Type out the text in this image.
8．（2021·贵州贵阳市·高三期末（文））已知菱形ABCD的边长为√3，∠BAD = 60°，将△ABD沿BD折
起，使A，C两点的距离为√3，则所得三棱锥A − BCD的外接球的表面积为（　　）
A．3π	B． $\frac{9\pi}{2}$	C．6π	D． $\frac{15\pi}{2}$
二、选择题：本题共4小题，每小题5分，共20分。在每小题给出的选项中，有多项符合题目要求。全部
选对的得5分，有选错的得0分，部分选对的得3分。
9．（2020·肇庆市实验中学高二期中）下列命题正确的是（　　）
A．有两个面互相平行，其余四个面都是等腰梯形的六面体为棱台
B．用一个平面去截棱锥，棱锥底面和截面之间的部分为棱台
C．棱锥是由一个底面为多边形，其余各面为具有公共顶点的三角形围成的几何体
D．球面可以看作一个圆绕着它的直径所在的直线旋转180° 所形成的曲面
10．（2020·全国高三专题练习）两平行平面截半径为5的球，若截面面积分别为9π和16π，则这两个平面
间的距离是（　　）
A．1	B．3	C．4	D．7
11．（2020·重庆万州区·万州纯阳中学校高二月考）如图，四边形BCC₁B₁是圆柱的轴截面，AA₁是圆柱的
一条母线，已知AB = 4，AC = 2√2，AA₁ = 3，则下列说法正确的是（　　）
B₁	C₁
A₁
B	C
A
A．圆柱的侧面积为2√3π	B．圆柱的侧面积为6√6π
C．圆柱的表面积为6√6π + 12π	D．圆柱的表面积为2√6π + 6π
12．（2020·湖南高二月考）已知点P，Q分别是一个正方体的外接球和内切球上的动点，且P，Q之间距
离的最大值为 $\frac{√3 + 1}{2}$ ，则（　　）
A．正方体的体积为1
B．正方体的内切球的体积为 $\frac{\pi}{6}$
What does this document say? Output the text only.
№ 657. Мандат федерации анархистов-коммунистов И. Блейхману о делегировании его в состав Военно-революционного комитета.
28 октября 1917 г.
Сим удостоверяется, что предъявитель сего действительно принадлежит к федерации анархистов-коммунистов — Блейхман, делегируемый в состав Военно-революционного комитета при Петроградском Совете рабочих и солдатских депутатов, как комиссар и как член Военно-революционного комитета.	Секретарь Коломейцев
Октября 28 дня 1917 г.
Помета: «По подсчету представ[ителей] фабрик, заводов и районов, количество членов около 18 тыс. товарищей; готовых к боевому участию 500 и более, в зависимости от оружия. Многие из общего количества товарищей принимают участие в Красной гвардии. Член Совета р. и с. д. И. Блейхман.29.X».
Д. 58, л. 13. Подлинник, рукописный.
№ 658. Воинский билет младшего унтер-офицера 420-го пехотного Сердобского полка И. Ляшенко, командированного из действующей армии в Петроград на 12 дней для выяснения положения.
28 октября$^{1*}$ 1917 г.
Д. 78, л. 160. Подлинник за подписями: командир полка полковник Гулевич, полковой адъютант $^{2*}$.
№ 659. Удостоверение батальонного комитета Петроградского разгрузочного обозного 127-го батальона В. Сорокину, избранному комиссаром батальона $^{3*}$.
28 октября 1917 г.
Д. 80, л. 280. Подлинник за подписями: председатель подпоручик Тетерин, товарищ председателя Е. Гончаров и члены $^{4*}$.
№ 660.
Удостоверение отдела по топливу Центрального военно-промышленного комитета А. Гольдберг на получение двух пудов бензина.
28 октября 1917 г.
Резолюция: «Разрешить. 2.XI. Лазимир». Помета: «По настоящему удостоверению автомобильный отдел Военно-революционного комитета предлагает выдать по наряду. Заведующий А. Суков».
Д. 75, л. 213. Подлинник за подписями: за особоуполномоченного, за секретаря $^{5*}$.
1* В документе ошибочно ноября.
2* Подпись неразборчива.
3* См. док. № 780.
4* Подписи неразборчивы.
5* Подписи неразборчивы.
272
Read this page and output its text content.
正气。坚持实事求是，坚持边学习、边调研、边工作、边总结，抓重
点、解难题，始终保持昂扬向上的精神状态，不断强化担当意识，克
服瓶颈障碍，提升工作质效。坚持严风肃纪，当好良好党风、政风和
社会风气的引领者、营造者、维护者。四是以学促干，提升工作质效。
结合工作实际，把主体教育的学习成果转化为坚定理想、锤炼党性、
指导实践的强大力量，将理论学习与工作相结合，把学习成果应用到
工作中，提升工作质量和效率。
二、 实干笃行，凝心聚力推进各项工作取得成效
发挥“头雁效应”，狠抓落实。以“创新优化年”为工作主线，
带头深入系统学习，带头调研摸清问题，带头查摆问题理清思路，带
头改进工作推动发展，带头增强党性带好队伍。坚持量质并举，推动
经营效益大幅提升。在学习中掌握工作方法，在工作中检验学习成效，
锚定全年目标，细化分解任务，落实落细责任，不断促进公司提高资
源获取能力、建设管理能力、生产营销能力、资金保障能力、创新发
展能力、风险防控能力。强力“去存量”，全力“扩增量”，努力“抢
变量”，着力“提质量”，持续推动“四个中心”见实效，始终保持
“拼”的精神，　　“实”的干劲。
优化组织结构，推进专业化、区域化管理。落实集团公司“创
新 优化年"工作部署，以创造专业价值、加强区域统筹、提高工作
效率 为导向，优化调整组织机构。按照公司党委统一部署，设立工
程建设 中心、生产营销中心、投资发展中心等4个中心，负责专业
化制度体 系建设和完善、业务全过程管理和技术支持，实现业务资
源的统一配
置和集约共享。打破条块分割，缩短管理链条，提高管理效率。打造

- _What this task involves_
Search the preceding listing for "подписями" and extract every line where it is found.

- _Final answer_
Д. 78, л. 160. Подлинник за подписями: командир полка полковник Гулевич, полковой адъютант $^{2*}$.
Д. 80, л. 280. Подлинник за подписями: председатель подпоручик Тетерин, товарищ председателя Е. Гончаров и члены $^{4*}$.
Д. 75, л. 213. Подлинник за подписями: за особоуполномоченного, за секретаря $^{5*}$.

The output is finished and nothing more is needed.